Directive:
Determine the number of lines containing the word "width". Reply with it and nothing else.

Information given:
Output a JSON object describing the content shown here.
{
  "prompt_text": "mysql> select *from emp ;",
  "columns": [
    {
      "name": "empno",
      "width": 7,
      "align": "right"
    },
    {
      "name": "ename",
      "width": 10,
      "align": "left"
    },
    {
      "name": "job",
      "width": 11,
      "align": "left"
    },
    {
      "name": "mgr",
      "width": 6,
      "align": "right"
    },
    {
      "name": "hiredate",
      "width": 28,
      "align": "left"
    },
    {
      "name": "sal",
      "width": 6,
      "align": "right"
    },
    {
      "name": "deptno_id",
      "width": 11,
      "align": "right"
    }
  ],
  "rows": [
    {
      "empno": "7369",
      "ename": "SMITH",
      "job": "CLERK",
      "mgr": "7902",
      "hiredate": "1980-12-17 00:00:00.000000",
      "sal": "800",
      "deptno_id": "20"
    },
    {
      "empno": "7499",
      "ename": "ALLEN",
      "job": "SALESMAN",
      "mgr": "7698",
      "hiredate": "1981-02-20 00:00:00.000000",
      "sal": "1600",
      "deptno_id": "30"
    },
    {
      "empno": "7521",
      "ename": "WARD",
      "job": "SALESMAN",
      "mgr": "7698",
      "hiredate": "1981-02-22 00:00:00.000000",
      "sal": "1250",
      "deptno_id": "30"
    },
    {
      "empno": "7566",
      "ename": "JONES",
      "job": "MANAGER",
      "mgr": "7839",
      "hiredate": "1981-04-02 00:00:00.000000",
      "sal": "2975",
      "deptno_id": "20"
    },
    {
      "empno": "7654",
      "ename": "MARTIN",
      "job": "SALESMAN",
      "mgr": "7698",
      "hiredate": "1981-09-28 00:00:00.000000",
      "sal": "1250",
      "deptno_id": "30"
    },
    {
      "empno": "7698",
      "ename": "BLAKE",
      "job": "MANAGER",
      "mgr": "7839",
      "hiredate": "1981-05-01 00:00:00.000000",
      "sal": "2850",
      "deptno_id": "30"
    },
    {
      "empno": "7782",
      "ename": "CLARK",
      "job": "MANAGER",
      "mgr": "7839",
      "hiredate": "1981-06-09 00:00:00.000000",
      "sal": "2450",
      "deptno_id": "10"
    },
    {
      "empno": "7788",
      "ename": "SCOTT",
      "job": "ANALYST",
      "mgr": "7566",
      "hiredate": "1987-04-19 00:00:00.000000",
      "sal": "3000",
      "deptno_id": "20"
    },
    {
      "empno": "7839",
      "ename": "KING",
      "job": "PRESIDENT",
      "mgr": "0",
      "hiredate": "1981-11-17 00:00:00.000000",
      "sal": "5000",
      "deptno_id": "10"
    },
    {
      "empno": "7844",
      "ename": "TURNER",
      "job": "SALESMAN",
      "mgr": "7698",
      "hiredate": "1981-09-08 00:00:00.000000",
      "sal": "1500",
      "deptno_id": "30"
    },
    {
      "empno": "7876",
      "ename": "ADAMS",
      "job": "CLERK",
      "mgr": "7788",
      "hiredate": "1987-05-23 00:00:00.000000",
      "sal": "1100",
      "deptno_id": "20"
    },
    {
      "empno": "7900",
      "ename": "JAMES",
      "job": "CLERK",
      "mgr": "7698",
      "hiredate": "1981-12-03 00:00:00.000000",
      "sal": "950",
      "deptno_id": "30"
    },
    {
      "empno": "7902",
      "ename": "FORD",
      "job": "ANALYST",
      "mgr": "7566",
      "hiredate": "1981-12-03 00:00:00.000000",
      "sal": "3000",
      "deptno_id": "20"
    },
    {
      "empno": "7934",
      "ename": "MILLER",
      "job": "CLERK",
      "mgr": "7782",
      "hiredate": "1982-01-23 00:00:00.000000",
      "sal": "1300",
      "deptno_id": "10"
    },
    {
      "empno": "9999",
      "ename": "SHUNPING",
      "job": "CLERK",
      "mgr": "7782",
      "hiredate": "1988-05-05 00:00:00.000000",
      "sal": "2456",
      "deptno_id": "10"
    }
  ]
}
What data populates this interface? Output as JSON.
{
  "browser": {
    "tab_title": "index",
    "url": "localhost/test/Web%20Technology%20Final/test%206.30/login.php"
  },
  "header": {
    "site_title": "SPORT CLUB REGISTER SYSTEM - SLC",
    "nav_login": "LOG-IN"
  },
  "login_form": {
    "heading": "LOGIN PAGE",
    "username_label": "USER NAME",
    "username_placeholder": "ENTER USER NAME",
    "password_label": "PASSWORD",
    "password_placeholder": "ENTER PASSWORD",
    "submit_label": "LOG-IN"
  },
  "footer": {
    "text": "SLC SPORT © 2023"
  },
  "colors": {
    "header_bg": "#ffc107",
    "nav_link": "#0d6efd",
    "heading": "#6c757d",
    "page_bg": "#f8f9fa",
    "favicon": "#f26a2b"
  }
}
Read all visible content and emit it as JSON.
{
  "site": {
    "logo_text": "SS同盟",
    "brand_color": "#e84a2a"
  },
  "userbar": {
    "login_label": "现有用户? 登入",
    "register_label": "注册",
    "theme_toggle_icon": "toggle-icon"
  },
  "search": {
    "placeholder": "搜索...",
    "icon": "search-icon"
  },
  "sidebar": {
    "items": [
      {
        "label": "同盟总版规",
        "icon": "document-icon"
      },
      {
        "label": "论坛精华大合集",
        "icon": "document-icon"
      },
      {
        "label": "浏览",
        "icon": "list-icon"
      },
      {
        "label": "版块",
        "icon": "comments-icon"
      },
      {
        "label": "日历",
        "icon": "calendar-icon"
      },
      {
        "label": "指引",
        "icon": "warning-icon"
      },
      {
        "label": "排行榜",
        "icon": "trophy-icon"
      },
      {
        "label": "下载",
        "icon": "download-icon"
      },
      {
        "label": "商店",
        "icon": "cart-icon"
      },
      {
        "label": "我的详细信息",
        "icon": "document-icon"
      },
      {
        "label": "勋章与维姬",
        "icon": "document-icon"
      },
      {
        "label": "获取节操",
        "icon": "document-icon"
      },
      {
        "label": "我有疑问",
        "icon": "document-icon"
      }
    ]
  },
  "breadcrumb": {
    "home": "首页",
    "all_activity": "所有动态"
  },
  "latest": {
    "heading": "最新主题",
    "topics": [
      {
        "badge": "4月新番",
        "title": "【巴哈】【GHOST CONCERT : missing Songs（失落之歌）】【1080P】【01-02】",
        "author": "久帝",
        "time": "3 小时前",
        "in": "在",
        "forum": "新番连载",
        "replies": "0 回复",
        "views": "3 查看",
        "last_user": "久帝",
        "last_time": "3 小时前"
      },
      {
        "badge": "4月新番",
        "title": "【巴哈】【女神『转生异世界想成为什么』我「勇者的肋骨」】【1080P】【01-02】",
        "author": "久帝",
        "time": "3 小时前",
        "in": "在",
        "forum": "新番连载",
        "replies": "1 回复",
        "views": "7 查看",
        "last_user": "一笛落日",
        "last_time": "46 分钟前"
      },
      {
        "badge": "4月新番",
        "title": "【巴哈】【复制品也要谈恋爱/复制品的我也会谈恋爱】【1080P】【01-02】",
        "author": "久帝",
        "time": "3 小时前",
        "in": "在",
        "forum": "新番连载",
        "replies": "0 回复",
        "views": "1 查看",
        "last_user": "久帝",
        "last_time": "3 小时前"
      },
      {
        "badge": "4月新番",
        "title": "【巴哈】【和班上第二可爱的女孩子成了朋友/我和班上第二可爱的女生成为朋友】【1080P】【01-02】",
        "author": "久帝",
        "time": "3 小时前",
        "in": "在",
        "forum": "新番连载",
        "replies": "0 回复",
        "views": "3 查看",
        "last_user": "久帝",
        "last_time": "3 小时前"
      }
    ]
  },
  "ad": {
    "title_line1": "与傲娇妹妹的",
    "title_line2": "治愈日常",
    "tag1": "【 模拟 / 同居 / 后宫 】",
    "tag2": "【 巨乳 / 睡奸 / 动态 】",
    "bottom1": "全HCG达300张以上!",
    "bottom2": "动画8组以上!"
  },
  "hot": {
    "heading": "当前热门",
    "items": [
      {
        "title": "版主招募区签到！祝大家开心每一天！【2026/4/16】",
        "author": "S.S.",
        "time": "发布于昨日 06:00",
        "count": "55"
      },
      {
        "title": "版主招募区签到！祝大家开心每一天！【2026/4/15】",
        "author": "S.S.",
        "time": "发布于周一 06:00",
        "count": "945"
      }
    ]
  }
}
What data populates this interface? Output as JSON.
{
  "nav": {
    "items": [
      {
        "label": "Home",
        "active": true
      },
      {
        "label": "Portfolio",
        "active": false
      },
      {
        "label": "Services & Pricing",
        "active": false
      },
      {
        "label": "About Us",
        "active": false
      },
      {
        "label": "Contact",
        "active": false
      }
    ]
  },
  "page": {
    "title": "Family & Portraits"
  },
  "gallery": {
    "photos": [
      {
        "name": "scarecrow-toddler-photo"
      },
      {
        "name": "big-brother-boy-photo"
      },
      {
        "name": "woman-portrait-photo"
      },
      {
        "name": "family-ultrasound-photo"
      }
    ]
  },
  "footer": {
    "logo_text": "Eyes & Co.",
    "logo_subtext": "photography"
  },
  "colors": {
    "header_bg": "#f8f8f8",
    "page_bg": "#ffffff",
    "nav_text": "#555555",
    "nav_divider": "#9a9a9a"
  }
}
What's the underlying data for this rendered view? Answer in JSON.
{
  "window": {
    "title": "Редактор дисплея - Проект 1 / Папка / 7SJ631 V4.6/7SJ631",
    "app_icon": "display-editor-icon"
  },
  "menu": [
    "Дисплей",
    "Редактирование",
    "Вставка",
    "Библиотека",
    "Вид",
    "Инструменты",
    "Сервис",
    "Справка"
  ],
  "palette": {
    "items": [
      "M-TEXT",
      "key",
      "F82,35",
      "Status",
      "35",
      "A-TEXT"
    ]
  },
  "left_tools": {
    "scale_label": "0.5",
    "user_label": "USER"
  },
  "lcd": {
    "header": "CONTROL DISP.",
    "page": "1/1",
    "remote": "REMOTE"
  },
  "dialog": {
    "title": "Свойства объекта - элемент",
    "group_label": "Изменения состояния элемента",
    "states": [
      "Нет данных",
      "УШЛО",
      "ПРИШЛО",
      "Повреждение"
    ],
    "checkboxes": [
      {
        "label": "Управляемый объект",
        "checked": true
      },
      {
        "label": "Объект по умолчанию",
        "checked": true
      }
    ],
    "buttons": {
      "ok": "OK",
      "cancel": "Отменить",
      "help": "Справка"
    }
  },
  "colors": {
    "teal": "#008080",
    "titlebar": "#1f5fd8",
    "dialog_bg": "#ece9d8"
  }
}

Written response:
7